Work task A
Answer each question from the error analysis excerpt:
(i) How many errors does the table list under "Typographical error"?
(ii) In how many of the 100 sampled errors do the authors conjecture a shortcoming of the feature set?
(iii) Which English glosses are given for <‘indamA>?
Work task B
Rewrite the error analysis excerpt starting with "Of the annotation" and going on through "<wa>- + <mistur>.", replacing "annotator" with "labeler".

Page excerpt
******************************
Of the annotation inconsistencies that do not involve typographical errors, a handful are segmentation mistakes; however, in the majority of these cases, the annotator chose not to segment a word for justifiable but arbitrary reasons. In particular, a few colloquial ‘‘filler’’ expressions are sometimes not segmented, despite being compound Arabic words that are segmented elsewhere in the data. These include <rabbinA> ‘‘[our] Lord’’ (oath); <‘indamA> ‘‘when’’/‘‘while’’; and <_hallIk> ‘‘keep’’/‘‘stay’’. Also, tokens containing foreign words are sometimes not segmented, despite carrying Arabic affixes. An example of this is <wamistur> ‘‘and Mister [English]’’, which could be segmented as <wa>- + <mistur>.
Category | # of errors |
---|---|
Abnormal gold data | 33 |
Typographical error | 7 |
Annotation inconsistency | 26 |
Need full-token features | 36 |
Need more context | 31 |
<wlA> | 5 |
<—nA>: verb/pron | 7 |
<—y>: nisba/pron | 4 |
other | 15 |
In 36 of the 100 sampled errors, we conjecture that the presence of the error indicates a shortcoming of the feature set, resulting in segmentations that make sense locally but are not plausible given the full token. Two examples of these are:
<wafi.tarIqaT> “and in the way” segmented as <wa>- + <fi.tarIqaT> (correct analysis is <wa>- + <fi—> + <.tarIqaT>). <f.tr> ‘‘break’’/‘‘breakfast’’ is a common Arabic root, but the presence of <q> should indicate that <f.tr> is not the root in this case.
******************************
Supplied records
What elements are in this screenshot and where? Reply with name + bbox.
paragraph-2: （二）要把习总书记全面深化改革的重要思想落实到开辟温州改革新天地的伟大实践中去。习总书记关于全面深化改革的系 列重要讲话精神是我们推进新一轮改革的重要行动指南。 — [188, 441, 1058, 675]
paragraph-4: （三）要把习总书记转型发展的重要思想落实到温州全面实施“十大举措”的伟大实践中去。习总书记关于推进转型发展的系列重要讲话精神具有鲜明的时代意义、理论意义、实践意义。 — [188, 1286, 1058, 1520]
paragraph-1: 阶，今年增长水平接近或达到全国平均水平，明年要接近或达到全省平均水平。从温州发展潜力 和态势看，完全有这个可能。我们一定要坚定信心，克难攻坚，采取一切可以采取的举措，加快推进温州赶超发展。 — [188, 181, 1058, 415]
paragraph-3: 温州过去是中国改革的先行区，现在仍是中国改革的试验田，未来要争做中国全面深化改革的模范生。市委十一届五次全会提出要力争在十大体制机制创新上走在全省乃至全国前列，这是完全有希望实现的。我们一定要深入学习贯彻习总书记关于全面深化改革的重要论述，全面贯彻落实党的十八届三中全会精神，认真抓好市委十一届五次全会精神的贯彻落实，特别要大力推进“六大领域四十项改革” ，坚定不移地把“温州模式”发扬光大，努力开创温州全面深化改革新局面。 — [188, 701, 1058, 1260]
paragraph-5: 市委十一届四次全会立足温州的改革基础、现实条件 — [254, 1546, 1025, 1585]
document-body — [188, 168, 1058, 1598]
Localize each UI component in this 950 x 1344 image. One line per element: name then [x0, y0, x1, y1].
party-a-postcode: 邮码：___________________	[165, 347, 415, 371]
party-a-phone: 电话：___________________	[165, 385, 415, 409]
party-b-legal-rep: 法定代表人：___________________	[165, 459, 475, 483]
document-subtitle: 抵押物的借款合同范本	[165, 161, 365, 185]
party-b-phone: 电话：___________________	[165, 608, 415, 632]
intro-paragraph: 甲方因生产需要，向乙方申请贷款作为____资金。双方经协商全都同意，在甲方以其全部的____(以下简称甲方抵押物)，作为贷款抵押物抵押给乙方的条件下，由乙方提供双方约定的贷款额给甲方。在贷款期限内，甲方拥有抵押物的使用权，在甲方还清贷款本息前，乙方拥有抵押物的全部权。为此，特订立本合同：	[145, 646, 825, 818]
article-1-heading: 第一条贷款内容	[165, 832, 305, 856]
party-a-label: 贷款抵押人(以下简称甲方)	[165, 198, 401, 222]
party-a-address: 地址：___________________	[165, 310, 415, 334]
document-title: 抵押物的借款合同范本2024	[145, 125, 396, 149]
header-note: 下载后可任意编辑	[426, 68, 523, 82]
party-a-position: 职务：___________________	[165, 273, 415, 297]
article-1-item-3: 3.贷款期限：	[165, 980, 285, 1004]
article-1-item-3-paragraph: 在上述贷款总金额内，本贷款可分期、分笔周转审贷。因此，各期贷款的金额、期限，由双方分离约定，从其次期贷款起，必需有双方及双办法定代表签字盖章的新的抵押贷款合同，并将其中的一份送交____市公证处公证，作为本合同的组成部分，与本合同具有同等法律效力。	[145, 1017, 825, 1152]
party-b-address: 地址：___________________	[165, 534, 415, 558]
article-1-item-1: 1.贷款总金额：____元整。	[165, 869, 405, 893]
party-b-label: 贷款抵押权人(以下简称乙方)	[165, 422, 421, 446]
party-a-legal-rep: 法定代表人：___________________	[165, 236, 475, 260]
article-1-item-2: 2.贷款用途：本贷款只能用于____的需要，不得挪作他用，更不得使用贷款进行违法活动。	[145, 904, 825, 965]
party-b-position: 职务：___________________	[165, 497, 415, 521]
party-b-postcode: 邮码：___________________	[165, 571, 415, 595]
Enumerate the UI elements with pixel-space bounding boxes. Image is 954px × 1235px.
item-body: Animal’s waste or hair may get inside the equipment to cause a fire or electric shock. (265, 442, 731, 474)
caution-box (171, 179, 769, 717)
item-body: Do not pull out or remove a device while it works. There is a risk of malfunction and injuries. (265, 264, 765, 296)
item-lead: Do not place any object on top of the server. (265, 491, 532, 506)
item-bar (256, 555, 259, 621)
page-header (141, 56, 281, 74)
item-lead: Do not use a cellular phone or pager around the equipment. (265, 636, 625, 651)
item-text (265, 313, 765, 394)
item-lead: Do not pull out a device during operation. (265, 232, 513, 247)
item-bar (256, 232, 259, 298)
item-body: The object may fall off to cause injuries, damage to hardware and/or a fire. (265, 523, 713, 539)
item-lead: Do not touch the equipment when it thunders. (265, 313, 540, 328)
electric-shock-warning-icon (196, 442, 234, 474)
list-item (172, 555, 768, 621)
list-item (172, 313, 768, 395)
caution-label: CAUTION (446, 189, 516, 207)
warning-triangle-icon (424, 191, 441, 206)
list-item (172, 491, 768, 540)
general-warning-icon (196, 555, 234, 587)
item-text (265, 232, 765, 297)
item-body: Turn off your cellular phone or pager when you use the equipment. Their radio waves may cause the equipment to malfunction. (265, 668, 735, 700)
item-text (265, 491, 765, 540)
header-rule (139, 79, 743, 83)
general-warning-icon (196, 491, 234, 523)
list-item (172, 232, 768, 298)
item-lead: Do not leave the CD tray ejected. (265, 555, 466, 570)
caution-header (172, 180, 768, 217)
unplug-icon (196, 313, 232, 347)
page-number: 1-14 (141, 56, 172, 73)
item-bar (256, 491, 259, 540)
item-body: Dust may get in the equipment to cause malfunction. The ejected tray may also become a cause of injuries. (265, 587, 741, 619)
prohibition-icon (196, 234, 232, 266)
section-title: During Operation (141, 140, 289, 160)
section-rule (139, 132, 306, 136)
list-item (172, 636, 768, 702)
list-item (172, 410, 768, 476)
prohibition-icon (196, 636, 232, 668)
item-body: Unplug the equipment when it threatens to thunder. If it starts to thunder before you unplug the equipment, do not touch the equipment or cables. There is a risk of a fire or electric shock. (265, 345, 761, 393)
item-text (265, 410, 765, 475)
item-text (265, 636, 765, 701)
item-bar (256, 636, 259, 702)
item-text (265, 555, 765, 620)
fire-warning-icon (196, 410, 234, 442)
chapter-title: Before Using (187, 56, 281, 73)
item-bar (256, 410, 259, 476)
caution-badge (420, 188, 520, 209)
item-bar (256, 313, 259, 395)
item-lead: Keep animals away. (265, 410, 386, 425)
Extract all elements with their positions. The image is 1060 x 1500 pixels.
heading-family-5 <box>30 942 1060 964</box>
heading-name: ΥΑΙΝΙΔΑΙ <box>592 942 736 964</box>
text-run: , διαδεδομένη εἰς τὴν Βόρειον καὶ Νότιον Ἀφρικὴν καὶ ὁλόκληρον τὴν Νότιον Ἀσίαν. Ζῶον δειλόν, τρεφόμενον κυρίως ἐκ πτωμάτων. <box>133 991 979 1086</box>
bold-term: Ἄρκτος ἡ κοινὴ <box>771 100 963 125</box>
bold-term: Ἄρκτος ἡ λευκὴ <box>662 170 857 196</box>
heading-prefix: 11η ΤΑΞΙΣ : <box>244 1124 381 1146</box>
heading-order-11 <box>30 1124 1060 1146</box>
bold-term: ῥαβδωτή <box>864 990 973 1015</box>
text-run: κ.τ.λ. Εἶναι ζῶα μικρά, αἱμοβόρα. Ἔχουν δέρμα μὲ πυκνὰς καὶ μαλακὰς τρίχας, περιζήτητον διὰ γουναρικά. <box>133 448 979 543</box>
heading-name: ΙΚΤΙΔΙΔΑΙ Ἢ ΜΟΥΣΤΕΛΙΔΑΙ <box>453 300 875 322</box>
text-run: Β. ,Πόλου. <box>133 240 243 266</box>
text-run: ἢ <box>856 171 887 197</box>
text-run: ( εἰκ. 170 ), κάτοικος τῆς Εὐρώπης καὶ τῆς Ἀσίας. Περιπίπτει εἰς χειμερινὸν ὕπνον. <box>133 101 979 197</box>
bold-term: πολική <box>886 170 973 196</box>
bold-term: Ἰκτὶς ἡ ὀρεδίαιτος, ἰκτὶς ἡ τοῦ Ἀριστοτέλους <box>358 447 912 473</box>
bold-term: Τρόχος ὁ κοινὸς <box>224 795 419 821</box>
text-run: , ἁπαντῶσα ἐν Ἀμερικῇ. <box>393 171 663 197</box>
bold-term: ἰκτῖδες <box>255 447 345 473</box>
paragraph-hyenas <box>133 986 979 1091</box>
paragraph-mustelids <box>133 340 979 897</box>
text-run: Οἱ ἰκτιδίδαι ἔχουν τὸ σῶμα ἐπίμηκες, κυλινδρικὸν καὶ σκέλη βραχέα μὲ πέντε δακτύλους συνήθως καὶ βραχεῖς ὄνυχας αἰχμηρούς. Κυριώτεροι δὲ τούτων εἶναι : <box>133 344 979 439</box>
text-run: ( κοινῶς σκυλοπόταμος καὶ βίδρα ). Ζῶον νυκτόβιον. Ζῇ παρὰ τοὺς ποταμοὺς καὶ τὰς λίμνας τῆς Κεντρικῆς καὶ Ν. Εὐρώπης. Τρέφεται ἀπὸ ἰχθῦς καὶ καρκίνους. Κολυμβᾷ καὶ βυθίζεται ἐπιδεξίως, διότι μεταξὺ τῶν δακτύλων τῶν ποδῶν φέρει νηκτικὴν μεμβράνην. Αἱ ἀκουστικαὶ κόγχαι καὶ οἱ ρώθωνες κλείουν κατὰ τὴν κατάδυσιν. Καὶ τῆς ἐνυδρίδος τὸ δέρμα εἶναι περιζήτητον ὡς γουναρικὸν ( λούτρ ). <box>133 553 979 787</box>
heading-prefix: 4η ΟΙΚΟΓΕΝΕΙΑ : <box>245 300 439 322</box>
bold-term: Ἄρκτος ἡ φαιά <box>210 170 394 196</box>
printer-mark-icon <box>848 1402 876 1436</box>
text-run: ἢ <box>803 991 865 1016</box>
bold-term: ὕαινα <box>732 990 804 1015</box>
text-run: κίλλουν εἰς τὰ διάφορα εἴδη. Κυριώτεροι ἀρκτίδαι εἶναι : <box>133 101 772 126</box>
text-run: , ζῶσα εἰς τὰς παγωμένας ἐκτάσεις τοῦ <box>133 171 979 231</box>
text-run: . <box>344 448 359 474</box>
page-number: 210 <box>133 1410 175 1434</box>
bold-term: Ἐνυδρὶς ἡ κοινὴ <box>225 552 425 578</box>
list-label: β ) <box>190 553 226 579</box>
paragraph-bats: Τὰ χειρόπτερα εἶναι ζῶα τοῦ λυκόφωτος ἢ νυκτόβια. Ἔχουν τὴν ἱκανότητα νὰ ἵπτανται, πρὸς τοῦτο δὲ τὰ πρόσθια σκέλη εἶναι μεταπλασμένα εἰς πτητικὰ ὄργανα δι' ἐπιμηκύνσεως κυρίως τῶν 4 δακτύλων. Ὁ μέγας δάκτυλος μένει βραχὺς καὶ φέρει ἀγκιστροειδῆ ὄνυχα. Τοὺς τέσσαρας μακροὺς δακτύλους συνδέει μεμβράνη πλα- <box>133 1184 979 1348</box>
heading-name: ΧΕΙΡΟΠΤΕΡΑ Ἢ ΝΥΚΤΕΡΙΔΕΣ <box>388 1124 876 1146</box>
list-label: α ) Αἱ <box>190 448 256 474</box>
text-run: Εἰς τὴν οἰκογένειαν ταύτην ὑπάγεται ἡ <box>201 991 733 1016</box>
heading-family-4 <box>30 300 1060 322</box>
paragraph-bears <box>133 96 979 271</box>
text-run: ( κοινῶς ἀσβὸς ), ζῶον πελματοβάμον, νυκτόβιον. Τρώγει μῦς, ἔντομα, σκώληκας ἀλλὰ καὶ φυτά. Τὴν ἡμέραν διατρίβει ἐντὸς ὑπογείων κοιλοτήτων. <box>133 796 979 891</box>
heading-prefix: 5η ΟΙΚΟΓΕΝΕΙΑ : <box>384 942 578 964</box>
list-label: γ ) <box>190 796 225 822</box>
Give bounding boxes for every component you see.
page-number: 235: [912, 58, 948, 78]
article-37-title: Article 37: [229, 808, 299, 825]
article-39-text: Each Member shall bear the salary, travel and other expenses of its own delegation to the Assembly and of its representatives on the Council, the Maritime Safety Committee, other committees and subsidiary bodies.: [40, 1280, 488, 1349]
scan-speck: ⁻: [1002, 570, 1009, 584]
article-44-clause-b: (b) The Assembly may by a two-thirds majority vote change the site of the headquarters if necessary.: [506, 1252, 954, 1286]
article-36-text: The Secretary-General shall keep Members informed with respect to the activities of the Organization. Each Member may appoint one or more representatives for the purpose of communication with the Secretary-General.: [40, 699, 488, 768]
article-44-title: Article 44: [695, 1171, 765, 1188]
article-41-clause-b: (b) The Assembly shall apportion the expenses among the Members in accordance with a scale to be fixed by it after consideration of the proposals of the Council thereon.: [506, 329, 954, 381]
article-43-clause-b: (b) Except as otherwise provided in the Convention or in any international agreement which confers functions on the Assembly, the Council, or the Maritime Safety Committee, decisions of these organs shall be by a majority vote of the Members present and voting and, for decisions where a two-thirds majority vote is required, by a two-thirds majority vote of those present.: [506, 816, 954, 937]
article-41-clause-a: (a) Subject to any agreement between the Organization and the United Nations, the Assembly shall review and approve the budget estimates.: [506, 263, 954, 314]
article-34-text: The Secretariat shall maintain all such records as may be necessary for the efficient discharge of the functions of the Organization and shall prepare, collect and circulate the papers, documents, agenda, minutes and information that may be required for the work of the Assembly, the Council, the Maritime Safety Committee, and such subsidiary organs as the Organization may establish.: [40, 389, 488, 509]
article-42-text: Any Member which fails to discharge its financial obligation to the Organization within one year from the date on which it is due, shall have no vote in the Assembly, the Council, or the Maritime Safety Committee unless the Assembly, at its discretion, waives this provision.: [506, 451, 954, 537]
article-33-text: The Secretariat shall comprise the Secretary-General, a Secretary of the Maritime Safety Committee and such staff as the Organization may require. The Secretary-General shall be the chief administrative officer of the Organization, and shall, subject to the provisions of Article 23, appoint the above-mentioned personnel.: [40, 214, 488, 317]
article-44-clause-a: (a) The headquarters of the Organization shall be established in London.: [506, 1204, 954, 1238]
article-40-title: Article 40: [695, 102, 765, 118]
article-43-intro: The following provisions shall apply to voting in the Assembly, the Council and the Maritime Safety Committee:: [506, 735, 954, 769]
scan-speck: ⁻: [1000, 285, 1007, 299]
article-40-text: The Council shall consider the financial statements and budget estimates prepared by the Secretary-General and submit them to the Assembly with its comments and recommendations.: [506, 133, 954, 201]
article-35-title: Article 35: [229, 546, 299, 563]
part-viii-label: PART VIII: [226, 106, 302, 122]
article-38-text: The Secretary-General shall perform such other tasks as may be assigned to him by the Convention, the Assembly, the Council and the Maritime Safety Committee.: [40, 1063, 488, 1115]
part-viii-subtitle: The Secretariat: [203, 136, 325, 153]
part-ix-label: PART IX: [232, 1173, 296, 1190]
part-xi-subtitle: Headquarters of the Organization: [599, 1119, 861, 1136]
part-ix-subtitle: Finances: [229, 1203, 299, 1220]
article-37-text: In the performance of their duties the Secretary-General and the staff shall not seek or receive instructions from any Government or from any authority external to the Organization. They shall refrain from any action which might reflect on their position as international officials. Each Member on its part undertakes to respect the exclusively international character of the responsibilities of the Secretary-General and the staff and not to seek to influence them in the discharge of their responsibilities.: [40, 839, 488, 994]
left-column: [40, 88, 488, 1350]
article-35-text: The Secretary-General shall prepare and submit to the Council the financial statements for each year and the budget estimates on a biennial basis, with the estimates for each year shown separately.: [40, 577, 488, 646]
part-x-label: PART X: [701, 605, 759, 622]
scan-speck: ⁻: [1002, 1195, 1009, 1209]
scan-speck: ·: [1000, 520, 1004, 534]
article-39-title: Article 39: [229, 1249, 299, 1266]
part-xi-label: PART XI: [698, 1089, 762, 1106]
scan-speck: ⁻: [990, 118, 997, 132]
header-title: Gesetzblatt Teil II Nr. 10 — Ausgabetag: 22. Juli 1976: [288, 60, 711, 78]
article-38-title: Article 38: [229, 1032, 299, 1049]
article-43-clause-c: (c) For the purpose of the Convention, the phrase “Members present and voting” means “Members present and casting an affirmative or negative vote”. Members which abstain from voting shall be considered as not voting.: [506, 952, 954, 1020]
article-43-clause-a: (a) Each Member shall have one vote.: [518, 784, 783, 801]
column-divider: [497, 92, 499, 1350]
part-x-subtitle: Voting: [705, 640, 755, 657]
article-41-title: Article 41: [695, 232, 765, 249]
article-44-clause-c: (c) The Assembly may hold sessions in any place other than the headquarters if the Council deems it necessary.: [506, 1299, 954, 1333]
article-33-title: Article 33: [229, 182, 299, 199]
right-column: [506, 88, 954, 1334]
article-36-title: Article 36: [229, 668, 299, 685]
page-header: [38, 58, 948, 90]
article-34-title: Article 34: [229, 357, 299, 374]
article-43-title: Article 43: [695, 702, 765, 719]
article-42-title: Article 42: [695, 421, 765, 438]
******************************
Task answer A
(i) 7
(ii) 36
(iii) ‘‘when’’/‘‘while’’

Task answer B
Of the annotation inconsistencies that do not involve typographical errors, a handful are segmentation mistakes; however, in the majority of these cases, the labeler chose not to segment a word for justifiable but arbitrary reasons. In particular, a few colloquial ‘‘filler’’ expressions are sometimes not segmented, despite being compound Arabic words that are segmented elsewhere in the data. These include <rabbinA> ‘‘[our] Lord’’ (oath); <‘indamA> ‘‘when’’/‘‘while’’; and <_hallIk> ‘‘keep’’/‘‘stay’’. Also, tokens containing foreign words are sometimes not segmented, despite carrying Arabic affixes. An example of this is <wamistur> ‘‘and Mister [English]’’, which could be segmented as <wa>- + <mistur>.